Records excerpted from a collection:
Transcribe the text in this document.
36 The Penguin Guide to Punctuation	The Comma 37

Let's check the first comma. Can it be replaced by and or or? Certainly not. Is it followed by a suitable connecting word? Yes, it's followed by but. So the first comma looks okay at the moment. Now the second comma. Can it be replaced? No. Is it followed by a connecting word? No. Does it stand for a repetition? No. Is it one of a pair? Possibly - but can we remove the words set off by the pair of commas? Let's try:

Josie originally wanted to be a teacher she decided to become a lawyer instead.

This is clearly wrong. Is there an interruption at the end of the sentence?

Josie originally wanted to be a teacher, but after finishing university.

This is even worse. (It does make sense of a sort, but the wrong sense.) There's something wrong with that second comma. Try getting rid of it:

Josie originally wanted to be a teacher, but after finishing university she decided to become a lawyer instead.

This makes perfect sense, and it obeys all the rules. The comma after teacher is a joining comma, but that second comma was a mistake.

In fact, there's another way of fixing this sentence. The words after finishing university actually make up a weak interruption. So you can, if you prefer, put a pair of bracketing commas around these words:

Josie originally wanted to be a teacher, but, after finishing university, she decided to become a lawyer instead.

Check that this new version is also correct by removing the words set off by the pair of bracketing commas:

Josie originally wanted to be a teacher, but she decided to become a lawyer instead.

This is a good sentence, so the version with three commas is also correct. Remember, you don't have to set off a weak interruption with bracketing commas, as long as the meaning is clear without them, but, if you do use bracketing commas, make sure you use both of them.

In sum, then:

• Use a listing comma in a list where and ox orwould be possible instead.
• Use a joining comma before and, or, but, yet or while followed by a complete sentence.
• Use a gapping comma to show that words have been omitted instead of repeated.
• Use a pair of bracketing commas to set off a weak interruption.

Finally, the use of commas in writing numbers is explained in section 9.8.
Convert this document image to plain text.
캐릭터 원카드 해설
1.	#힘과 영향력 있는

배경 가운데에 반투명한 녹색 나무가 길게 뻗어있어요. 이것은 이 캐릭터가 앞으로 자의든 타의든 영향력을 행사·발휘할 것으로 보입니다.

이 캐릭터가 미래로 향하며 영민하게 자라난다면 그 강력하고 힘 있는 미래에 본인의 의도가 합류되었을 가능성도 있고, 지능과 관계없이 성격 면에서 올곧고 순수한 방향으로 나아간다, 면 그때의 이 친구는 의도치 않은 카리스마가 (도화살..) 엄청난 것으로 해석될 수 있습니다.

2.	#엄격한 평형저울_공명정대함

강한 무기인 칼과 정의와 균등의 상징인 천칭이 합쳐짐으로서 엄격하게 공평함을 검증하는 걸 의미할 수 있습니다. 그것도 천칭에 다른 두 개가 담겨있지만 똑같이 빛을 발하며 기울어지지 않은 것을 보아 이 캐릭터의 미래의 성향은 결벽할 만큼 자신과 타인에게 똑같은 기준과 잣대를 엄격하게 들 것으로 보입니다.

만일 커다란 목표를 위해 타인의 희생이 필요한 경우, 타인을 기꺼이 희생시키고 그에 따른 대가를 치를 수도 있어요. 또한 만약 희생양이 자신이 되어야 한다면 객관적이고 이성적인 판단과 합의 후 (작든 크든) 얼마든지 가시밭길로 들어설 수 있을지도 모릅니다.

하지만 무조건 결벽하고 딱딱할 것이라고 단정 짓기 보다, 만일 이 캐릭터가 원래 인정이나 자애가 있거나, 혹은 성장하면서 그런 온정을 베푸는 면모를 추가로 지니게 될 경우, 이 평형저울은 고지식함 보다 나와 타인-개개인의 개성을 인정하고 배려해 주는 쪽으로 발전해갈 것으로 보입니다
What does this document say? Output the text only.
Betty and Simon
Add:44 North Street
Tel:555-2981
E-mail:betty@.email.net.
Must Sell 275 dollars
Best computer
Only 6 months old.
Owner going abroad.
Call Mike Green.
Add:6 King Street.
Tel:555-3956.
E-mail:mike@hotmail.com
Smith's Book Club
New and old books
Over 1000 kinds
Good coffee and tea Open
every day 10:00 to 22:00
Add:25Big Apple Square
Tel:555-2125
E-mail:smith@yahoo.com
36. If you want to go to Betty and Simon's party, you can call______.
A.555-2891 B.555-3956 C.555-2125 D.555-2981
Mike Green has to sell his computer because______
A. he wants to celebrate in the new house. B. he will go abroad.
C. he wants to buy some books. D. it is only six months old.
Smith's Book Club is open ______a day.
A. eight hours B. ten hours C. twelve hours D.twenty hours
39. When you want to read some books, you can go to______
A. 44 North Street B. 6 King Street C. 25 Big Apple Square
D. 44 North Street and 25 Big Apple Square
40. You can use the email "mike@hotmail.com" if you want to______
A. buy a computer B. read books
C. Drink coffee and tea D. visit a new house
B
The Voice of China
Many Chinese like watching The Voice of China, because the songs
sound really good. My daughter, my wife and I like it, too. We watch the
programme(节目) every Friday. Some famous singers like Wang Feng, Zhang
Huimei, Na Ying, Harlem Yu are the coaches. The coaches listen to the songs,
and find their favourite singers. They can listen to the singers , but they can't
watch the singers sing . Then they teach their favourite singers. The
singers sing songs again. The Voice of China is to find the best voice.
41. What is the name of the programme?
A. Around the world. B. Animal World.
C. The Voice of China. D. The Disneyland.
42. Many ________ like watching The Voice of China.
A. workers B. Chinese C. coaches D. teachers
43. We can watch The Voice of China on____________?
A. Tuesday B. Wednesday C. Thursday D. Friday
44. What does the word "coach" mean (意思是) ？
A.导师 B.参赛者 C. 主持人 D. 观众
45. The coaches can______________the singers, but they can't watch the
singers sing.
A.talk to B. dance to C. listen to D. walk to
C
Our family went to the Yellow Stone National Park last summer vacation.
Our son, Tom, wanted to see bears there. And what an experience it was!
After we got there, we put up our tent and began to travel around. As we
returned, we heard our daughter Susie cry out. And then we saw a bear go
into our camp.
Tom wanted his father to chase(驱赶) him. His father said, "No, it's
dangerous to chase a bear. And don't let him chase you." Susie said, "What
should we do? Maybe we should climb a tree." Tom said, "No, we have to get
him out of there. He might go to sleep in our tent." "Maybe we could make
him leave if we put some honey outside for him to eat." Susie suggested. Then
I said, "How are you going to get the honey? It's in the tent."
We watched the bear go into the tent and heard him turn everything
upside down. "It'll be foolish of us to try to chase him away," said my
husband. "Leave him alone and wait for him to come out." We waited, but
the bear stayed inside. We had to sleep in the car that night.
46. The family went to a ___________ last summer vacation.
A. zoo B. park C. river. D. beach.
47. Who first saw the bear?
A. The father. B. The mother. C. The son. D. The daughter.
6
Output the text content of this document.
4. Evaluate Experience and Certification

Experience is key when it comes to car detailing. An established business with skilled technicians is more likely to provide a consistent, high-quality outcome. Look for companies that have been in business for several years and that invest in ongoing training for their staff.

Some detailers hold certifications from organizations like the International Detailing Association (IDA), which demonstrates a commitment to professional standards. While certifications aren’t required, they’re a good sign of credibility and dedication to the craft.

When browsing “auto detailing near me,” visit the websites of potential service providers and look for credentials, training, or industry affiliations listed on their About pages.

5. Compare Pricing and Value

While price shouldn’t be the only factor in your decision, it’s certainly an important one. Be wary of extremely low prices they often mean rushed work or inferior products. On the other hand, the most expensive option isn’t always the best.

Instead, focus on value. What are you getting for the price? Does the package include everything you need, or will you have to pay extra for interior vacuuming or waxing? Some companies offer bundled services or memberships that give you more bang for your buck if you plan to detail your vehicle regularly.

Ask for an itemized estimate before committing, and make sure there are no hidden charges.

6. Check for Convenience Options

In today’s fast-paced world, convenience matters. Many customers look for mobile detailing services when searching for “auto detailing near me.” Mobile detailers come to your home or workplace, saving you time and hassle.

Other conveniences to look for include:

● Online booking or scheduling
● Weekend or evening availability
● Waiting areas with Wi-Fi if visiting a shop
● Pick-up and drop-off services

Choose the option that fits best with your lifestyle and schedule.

Exercise task: Check each line of the records for "honey" and copy the ones that contain it.

Solution below:
him leave if we put some honey outside for him to eat." Susie suggested. Then
I said, "How are you going to get the honey? It's in the tent."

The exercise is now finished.